● PROBLEM DETAILS: Identify all lines in the listing that include the word "скриване", and copy them out.

-- BEGIN SOURCE RECORDS --

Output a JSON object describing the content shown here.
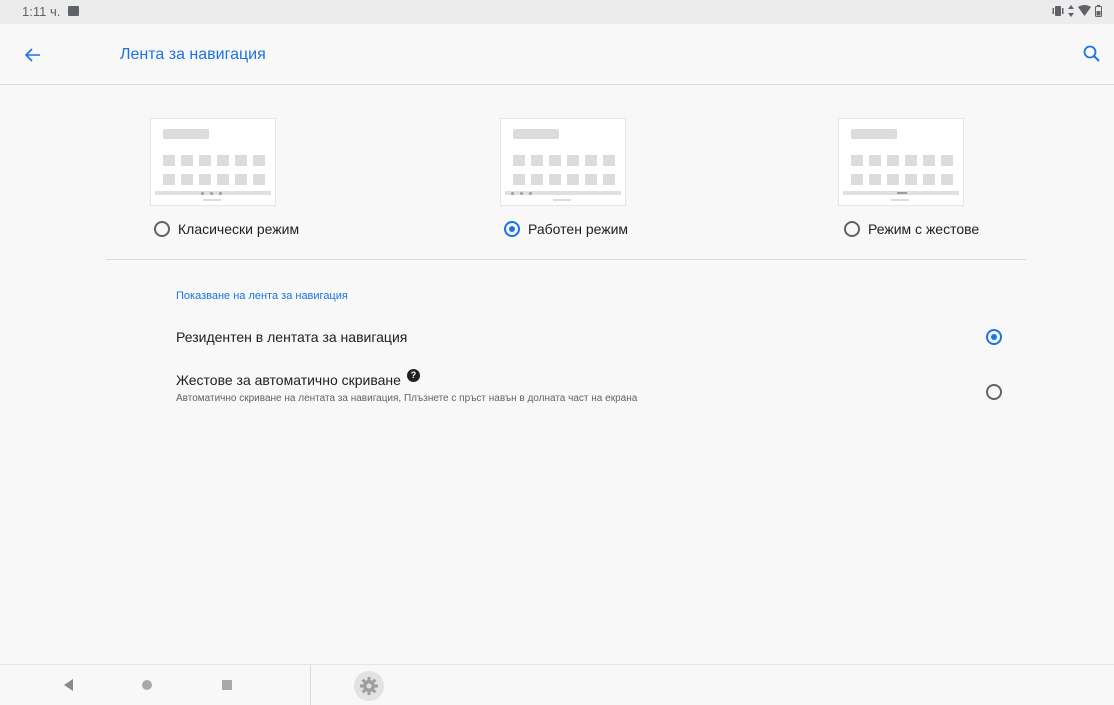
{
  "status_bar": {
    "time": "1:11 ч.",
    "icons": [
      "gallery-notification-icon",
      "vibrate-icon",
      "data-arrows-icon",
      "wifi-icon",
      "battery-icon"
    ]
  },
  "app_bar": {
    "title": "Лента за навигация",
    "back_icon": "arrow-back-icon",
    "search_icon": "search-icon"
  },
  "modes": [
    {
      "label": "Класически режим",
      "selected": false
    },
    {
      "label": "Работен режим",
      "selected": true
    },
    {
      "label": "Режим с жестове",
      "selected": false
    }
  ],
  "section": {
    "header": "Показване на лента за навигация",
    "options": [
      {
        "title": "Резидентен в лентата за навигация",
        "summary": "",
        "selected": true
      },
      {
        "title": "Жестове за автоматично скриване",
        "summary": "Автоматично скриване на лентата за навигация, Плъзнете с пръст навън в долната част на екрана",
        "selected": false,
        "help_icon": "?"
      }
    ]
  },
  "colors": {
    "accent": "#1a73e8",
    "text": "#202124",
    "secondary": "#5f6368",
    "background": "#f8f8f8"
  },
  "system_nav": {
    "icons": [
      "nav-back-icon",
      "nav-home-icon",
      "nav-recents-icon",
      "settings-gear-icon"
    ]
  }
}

-- END SOURCE RECORDS --
-- BEGIN SOURCE RECORDS --

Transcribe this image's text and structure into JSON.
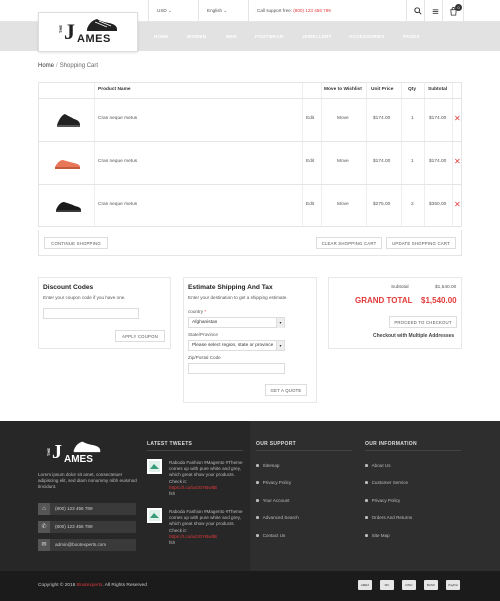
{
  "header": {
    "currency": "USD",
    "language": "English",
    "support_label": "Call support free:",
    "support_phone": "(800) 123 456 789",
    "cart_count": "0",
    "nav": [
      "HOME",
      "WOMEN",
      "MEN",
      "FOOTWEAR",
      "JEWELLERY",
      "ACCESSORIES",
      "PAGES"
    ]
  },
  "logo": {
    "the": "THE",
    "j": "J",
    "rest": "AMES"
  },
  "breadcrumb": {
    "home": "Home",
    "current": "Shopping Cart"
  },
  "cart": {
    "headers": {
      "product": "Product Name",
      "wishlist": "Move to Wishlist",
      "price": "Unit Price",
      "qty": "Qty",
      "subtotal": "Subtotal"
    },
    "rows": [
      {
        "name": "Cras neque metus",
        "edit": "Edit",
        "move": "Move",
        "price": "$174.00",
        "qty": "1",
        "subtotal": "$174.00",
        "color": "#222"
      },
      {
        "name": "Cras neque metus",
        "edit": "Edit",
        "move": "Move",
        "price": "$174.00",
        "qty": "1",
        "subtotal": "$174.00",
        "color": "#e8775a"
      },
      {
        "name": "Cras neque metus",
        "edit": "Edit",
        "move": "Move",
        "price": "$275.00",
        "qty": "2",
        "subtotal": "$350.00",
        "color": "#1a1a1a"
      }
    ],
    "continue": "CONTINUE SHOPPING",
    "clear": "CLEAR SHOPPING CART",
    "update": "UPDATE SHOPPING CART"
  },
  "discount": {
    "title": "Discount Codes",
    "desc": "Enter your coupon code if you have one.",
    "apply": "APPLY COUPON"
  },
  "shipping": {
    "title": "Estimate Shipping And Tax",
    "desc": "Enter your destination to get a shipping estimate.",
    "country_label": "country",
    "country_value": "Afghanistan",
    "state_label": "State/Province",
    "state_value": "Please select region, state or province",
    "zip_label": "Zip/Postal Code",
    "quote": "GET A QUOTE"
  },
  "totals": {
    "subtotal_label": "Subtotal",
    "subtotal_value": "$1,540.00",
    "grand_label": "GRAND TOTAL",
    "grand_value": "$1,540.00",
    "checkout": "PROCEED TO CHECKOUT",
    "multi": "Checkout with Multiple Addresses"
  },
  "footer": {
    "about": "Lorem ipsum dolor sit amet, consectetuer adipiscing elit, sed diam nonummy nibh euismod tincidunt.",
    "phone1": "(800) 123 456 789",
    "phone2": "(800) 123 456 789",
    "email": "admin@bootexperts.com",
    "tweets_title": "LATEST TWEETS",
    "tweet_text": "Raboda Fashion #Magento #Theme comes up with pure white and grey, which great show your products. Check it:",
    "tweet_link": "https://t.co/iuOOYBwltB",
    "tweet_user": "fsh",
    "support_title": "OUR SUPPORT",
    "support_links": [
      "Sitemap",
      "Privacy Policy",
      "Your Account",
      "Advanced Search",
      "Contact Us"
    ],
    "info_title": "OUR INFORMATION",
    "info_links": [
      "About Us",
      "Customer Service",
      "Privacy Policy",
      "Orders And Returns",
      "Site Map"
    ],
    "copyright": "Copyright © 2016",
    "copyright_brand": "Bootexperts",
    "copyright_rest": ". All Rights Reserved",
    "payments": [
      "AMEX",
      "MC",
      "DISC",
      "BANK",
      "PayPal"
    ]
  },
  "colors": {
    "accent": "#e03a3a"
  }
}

-- END SOURCE RECORDS --

● FINISHED TASK:
        "title": "Жестове за автоматично скриване",
        "summary": "Автоматично скриване на лентата за навигация, Плъзнете с пръст навън в долната част на екрана",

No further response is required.